▸ **TASK DESCRIPTION**:
Leave out the pictures and reproduce all of the data exactly.
________________________________________
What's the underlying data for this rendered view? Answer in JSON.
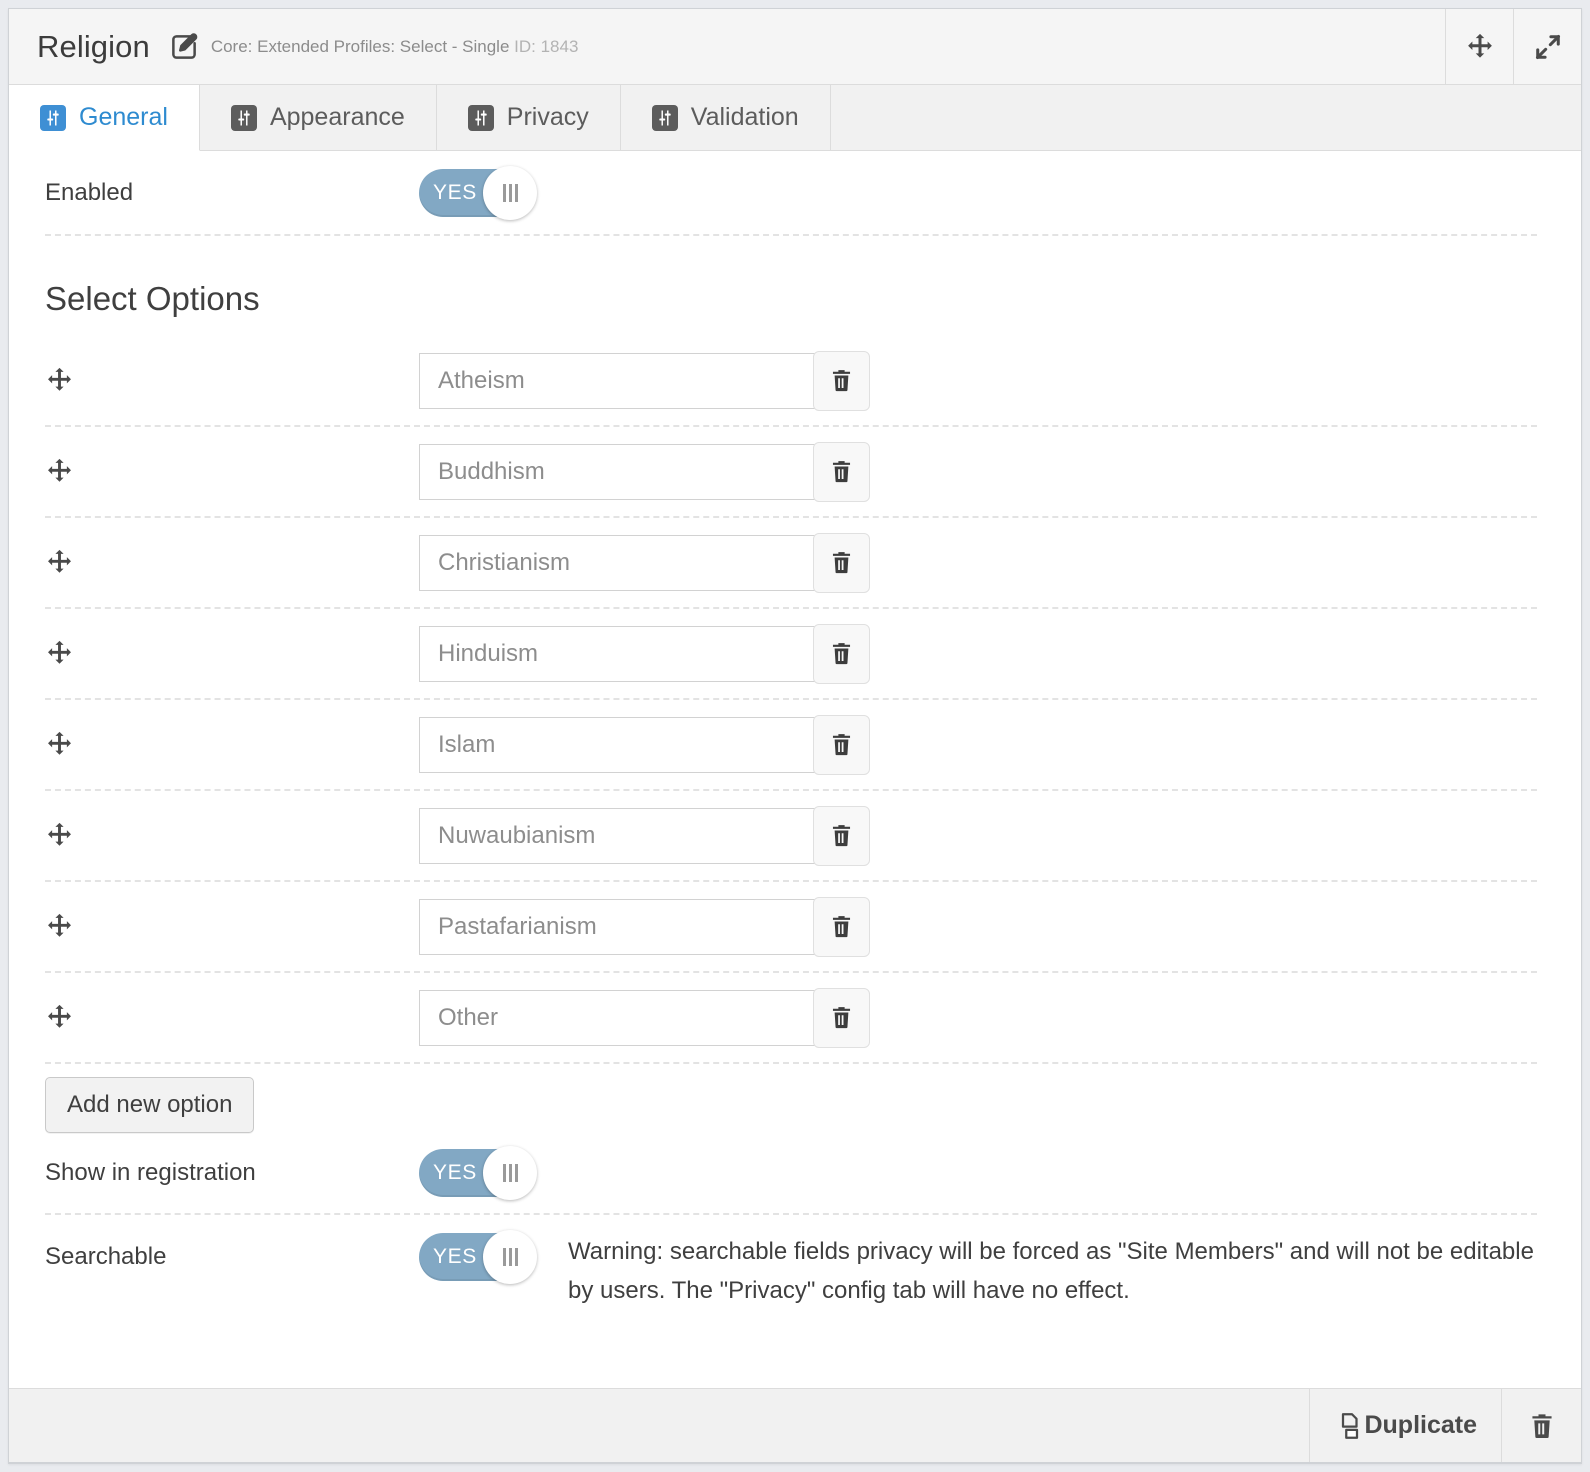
{
  "header": {
    "title": "Religion",
    "edit_icon": "edit-pencil-square-icon",
    "meta": "Core: Extended Profiles: Select - Single",
    "id_text": "ID: 1843",
    "move_icon": "move-arrows-icon",
    "collapse_icon": "collapse-arrows-icon"
  },
  "tabs": [
    {
      "label": "General",
      "icon": "sliders-icon",
      "active": true
    },
    {
      "label": "Appearance",
      "icon": "sliders-icon",
      "active": false
    },
    {
      "label": "Privacy",
      "icon": "sliders-icon",
      "active": false
    },
    {
      "label": "Validation",
      "icon": "sliders-icon",
      "active": false
    }
  ],
  "general": {
    "enabled_label": "Enabled",
    "enabled_toggle": "YES",
    "section_title": "Select Options",
    "options": [
      {
        "value": "Atheism",
        "placeholder": "Atheism"
      },
      {
        "value": "Buddhism",
        "placeholder": "Buddhism"
      },
      {
        "value": "Christianism",
        "placeholder": "Christianism"
      },
      {
        "value": "Hinduism",
        "placeholder": "Hinduism"
      },
      {
        "value": "Islam",
        "placeholder": "Islam"
      },
      {
        "value": "Nuwaubianism",
        "placeholder": "Nuwaubianism"
      },
      {
        "value": "Pastafarianism",
        "placeholder": "Pastafarianism"
      },
      {
        "value": "Other",
        "placeholder": "Other"
      }
    ],
    "delete_icon": "trash-icon",
    "drag_icon": "move-arrows-icon",
    "add_option_label": "Add new option",
    "show_in_registration_label": "Show in registration",
    "show_in_registration_toggle": "YES",
    "searchable_label": "Searchable",
    "searchable_toggle": "YES",
    "searchable_warning": "Warning: searchable fields privacy will be forced as \"Site Members\" and will not be editable by users. The \"Privacy\" config tab will have no effect."
  },
  "footer": {
    "duplicate_label": "Duplicate",
    "duplicate_icon": "copy-icon",
    "delete_icon": "trash-icon"
  },
  "colors": {
    "accent": "#3e8fd4",
    "toggle_on": "#82a8c4",
    "panel_bg": "#ffffff",
    "chrome_bg": "#f1f1f1",
    "page_bg": "#e9ebef"
  }
}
________________________________________
▸ **SOLVED PROBLEM**:
What's the underlying data for this rendered view? Answer in JSON.
{
  "header": {
    "title": "Religion",
    "edit_icon": "edit-pencil-square-icon",
    "meta": "Core: Extended Profiles: Select - Single",
    "id_text": "ID: 1843",
    "move_icon": "move-arrows-icon",
    "collapse_icon": "collapse-arrows-icon"
  },
  "tabs": [
    {
      "label": "General",
      "icon": "sliders-icon",
      "active": true
    },
    {
      "label": "Appearance",
      "icon": "sliders-icon",
      "active": false
    },
    {
      "label": "Privacy",
      "icon": "sliders-icon",
      "active": false
    },
    {
      "label": "Validation",
      "icon": "sliders-icon",
      "active": false
    }
  ],
  "general": {
    "enabled_label": "Enabled",
    "enabled_toggle": "YES",
    "section_title": "Select Options",
    "options": [
      {
        "value": "Atheism",
        "placeholder": "Atheism"
      },
      {
        "value": "Buddhism",
        "placeholder": "Buddhism"
      },
      {
        "value": "Christianism",
        "placeholder": "Christianism"
      },
      {
        "value": "Hinduism",
        "placeholder": "Hinduism"
      },
      {
        "value": "Islam",
        "placeholder": "Islam"
      },
      {
        "value": "Nuwaubianism",
        "placeholder": "Nuwaubianism"
      },
      {
        "value": "Pastafarianism",
        "placeholder": "Pastafarianism"
      },
      {
        "value": "Other",
        "placeholder": "Other"
      }
    ],
    "delete_icon": "trash-icon",
    "drag_icon": "move-arrows-icon",
    "add_option_label": "Add new option",
    "show_in_registration_label": "Show in registration",
    "show_in_registration_toggle": "YES",
    "searchable_label": "Searchable",
    "searchable_toggle": "YES",
    "searchable_warning": "Warning: searchable fields privacy will be forced as \"Site Members\" and will not be editable by users. The \"Privacy\" config tab will have no effect."
  },
  "footer": {
    "duplicate_label": "Duplicate",
    "duplicate_icon": "copy-icon",
    "delete_icon": "trash-icon"
  },
  "colors": {
    "accent": "#3e8fd4",
    "toggle_on": "#82a8c4",
    "panel_bg": "#ffffff",
    "chrome_bg": "#f1f1f1",
    "page_bg": "#e9ebef"
  }
}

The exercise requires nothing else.